* [Problem to solve] Below are some records: retype them all exactly, but not the pictures.

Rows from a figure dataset
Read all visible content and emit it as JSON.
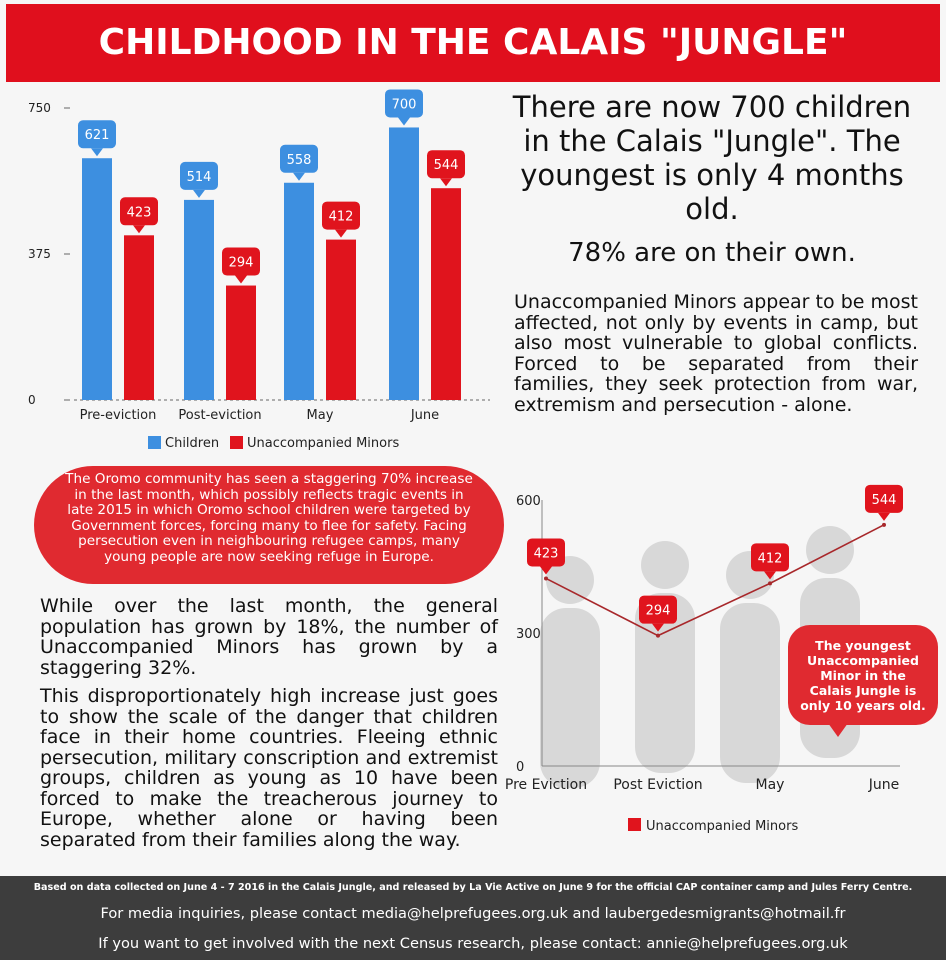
{
  "header": {
    "title": "CHILDHOOD IN THE CALAIS \"JUNGLE\""
  },
  "stats": {
    "children_statement": "There are now 700 children in the Calais \"Jungle\". The youngest is only 4 months old.",
    "alone_statement": "78% are on their own."
  },
  "paragraphs": {
    "unaccompanied": "Unaccompanied Minors appear to be most affected, not only by events in camp, but also most vulnerable to global conflicts. Forced to be separated from their families, they seek protection from war, extremism and persecution - alone.",
    "growth": "While over the last month, the general population has grown by 18%, the number of Unaccompanied Minors has grown by a staggering 32%.",
    "danger": "This disproportionately high increase just goes to show the scale of the danger that children face in their home countries. Fleeing ethnic persecution, military conscription and extremist groups, children as young as 10 have been forced to make the treacherous journey to Europe, whether alone or having been separated from their families along the way."
  },
  "oromo_note": "The Oromo community has seen a staggering 70% increase in the last month, which possibly reflects tragic events in late 2015 in which Oromo school children were targeted by Government forces, forcing many to flee for safety. Facing persecution even in neighbouring refugee camps, many young people are now seeking refuge in Europe.",
  "callout": {
    "text": "The youngest Unaccompanied Minor in the Calais Jungle is only 10 years old."
  },
  "footer": {
    "note": "Based on data collected on June 4 - 7 2016 in the Calais Jungle, and released by La Vie Active on June 9 for the official CAP container camp and Jules Ferry Centre.",
    "media": "For media inquiries, please contact media@helprefugees.org.uk and laubergedesmigrants@hotmail.fr",
    "census": "If you want to get involved with the next Census research, please contact: annie@helprefugees.org.uk"
  },
  "colors": {
    "children": "#3d8fe0",
    "minors": "#e0141d",
    "header": "#e00f1d",
    "footer": "#3d3d3d"
  },
  "chart_data": [
    {
      "type": "bar",
      "categories": [
        "Pre-eviction",
        "Post-eviction",
        "May",
        "June"
      ],
      "series": [
        {
          "name": "Children",
          "values": [
            621,
            514,
            558,
            700
          ]
        },
        {
          "name": "Unaccompanied Minors",
          "values": [
            423,
            294,
            412,
            544
          ]
        }
      ],
      "y_ticks": [
        "0",
        "375",
        "750"
      ],
      "ylim": [
        0,
        750
      ],
      "legend_position": "bottom",
      "grid": false
    },
    {
      "type": "line",
      "categories": [
        "Pre Eviction",
        "Post Eviction",
        "May",
        "June"
      ],
      "series": [
        {
          "name": "Unaccompanied Minors",
          "values": [
            423,
            294,
            412,
            544
          ]
        }
      ],
      "y_ticks": [
        "0",
        "300",
        "600"
      ],
      "ylim": [
        0,
        600
      ],
      "legend_position": "bottom",
      "grid": false
    }
  ]
}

* [Correct response]
Read all visible content and emit it as JSON.
{
  "header": {
    "title": "CHILDHOOD IN THE CALAIS \"JUNGLE\""
  },
  "stats": {
    "children_statement": "There are now 700 children in the Calais \"Jungle\". The youngest is only 4 months old.",
    "alone_statement": "78% are on their own."
  },
  "paragraphs": {
    "unaccompanied": "Unaccompanied Minors appear to be most affected, not only by events in camp, but also most vulnerable to global conflicts. Forced to be separated from their families, they seek protection from war, extremism and persecution - alone.",
    "growth": "While over the last month, the general population has grown by 18%, the number of Unaccompanied Minors has grown by a staggering 32%.",
    "danger": "This disproportionately high increase just goes to show the scale of the danger that children face in their home countries. Fleeing ethnic persecution, military conscription and extremist groups, children as young as 10 have been forced to make the treacherous journey to Europe, whether alone or having been separated from their families along the way."
  },
  "oromo_note": "The Oromo community has seen a staggering 70% increase in the last month, which possibly reflects tragic events in late 2015 in which Oromo school children were targeted by Government forces, forcing many to flee for safety. Facing persecution even in neighbouring refugee camps, many young people are now seeking refuge in Europe.",
  "callout": {
    "text": "The youngest Unaccompanied Minor in the Calais Jungle is only 10 years old."
  },
  "footer": {
    "note": "Based on data collected on June 4 - 7 2016 in the Calais Jungle, and released by La Vie Active on June 9 for the official CAP container camp and Jules Ferry Centre.",
    "media": "For media inquiries, please contact media@helprefugees.org.uk and laubergedesmigrants@hotmail.fr",
    "census": "If you want to get involved with the next Census research, please contact: annie@helprefugees.org.uk"
  },
  "colors": {
    "children": "#3d8fe0",
    "minors": "#e0141d",
    "header": "#e00f1d",
    "footer": "#3d3d3d"
  },
  "chart_data": [
    {
      "type": "bar",
      "categories": [
        "Pre-eviction",
        "Post-eviction",
        "May",
        "June"
      ],
      "series": [
        {
          "name": "Children",
          "values": [
            621,
            514,
            558,
            700
          ]
        },
        {
          "name": "Unaccompanied Minors",
          "values": [
            423,
            294,
            412,
            544
          ]
        }
      ],
      "y_ticks": [
        "0",
        "375",
        "750"
      ],
      "ylim": [
        0,
        750
      ],
      "legend_position": "bottom",
      "grid": false
    },
    {
      "type": "line",
      "categories": [
        "Pre Eviction",
        "Post Eviction",
        "May",
        "June"
      ],
      "series": [
        {
          "name": "Unaccompanied Minors",
          "values": [
            423,
            294,
            412,
            544
          ]
        }
      ],
      "y_ticks": [
        "0",
        "300",
        "600"
      ],
      "ylim": [
        0,
        600
      ],
      "legend_position": "bottom",
      "grid": false
    }
  ]
}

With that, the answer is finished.